What to work on
Write out the listing below again, precisely as it is given.

Given records
-- start --
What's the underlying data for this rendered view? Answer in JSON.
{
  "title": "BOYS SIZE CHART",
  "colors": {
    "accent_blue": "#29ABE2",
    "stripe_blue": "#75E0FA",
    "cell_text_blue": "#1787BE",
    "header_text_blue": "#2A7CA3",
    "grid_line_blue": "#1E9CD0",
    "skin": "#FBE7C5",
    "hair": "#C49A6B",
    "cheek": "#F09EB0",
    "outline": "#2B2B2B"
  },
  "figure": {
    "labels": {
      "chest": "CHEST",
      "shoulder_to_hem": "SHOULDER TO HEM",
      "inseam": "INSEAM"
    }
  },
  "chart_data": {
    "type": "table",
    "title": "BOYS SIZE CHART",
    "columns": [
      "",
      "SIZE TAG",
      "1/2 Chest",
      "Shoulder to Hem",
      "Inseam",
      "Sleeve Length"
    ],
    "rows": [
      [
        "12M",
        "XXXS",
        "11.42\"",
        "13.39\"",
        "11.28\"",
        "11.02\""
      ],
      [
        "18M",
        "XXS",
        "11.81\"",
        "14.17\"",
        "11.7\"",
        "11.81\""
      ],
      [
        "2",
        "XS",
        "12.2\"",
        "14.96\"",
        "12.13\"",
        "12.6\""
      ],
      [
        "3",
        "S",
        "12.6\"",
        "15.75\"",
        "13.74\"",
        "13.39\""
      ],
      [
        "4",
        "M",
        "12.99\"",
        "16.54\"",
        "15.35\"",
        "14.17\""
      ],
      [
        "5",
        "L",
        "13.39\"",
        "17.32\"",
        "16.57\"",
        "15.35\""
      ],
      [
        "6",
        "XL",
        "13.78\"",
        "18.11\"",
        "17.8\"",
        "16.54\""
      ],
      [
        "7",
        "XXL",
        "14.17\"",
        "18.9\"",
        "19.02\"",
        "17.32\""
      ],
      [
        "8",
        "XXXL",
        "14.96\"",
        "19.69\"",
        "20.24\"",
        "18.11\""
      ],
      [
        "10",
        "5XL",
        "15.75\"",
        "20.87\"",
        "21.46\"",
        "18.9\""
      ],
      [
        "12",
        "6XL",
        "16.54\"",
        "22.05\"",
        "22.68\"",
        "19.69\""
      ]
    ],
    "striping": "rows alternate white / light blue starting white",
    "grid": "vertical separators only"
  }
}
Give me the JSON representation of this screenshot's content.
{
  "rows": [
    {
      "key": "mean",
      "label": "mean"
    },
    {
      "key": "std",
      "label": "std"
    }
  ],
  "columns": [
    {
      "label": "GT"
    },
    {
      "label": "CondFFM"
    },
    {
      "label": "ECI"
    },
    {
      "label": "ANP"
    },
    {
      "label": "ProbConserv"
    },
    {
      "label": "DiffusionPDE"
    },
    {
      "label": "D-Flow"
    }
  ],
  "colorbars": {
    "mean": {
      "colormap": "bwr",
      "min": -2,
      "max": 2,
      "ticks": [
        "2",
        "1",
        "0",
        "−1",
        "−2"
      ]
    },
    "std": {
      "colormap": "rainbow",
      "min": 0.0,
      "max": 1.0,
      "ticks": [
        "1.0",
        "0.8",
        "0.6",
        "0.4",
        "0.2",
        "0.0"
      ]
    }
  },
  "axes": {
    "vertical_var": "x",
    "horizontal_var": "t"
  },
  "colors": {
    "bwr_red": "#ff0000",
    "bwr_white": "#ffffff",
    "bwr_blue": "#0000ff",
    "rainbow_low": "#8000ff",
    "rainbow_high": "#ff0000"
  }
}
-- end --
Solution
What's the underlying data for this rendered view? Answer in JSON.
{
  "title": "BOYS SIZE CHART",
  "colors": {
    "accent_blue": "#29ABE2",
    "stripe_blue": "#75E0FA",
    "cell_text_blue": "#1787BE",
    "header_text_blue": "#2A7CA3",
    "grid_line_blue": "#1E9CD0",
    "skin": "#FBE7C5",
    "hair": "#C49A6B",
    "cheek": "#F09EB0",
    "outline": "#2B2B2B"
  },
  "figure": {
    "labels": {
      "chest": "CHEST",
      "shoulder_to_hem": "SHOULDER TO HEM",
      "inseam": "INSEAM"
    }
  },
  "chart_data": {
    "type": "table",
    "title": "BOYS SIZE CHART",
    "columns": [
      "",
      "SIZE TAG",
      "1/2 Chest",
      "Shoulder to Hem",
      "Inseam",
      "Sleeve Length"
    ],
    "rows": [
      [
        "12M",
        "XXXS",
        "11.42\"",
        "13.39\"",
        "11.28\"",
        "11.02\""
      ],
      [
        "18M",
        "XXS",
        "11.81\"",
        "14.17\"",
        "11.7\"",
        "11.81\""
      ],
      [
        "2",
        "XS",
        "12.2\"",
        "14.96\"",
        "12.13\"",
        "12.6\""
      ],
      [
        "3",
        "S",
        "12.6\"",
        "15.75\"",
        "13.74\"",
        "13.39\""
      ],
      [
        "4",
        "M",
        "12.99\"",
        "16.54\"",
        "15.35\"",
        "14.17\""
      ],
      [
        "5",
        "L",
        "13.39\"",
        "17.32\"",
        "16.57\"",
        "15.35\""
      ],
      [
        "6",
        "XL",
        "13.78\"",
        "18.11\"",
        "17.8\"",
        "16.54\""
      ],
      [
        "7",
        "XXL",
        "14.17\"",
        "18.9\"",
        "19.02\"",
        "17.32\""
      ],
      [
        "8",
        "XXXL",
        "14.96\"",
        "19.69\"",
        "20.24\"",
        "18.11\""
      ],
      [
        "10",
        "5XL",
        "15.75\"",
        "20.87\"",
        "21.46\"",
        "18.9\""
      ],
      [
        "12",
        "6XL",
        "16.54\"",
        "22.05\"",
        "22.68\"",
        "19.69\""
      ]
    ],
    "striping": "rows alternate white / light blue starting white",
    "grid": "vertical separators only"
  }
}
Give me the JSON representation of this screenshot's content.
{
  "rows": [
    {
      "key": "mean",
      "label": "mean"
    },
    {
      "key": "std",
      "label": "std"
    }
  ],
  "columns": [
    {
      "label": "GT"
    },
    {
      "label": "CondFFM"
    },
    {
      "label": "ECI"
    },
    {
      "label": "ANP"
    },
    {
      "label": "ProbConserv"
    },
    {
      "label": "DiffusionPDE"
    },
    {
      "label": "D-Flow"
    }
  ],
  "colorbars": {
    "mean": {
      "colormap": "bwr",
      "min": -2,
      "max": 2,
      "ticks": [
        "2",
        "1",
        "0",
        "−1",
        "−2"
      ]
    },
    "std": {
      "colormap": "rainbow",
      "min": 0.0,
      "max": 1.0,
      "ticks": [
        "1.0",
        "0.8",
        "0.6",
        "0.4",
        "0.2",
        "0.0"
      ]
    }
  },
  "axes": {
    "vertical_var": "x",
    "horizontal_var": "t"
  },
  "colors": {
    "bwr_red": "#ff0000",
    "bwr_white": "#ffffff",
    "bwr_blue": "#0000ff",
    "rainbow_low": "#8000ff",
    "rainbow_high": "#ff0000"
  }
}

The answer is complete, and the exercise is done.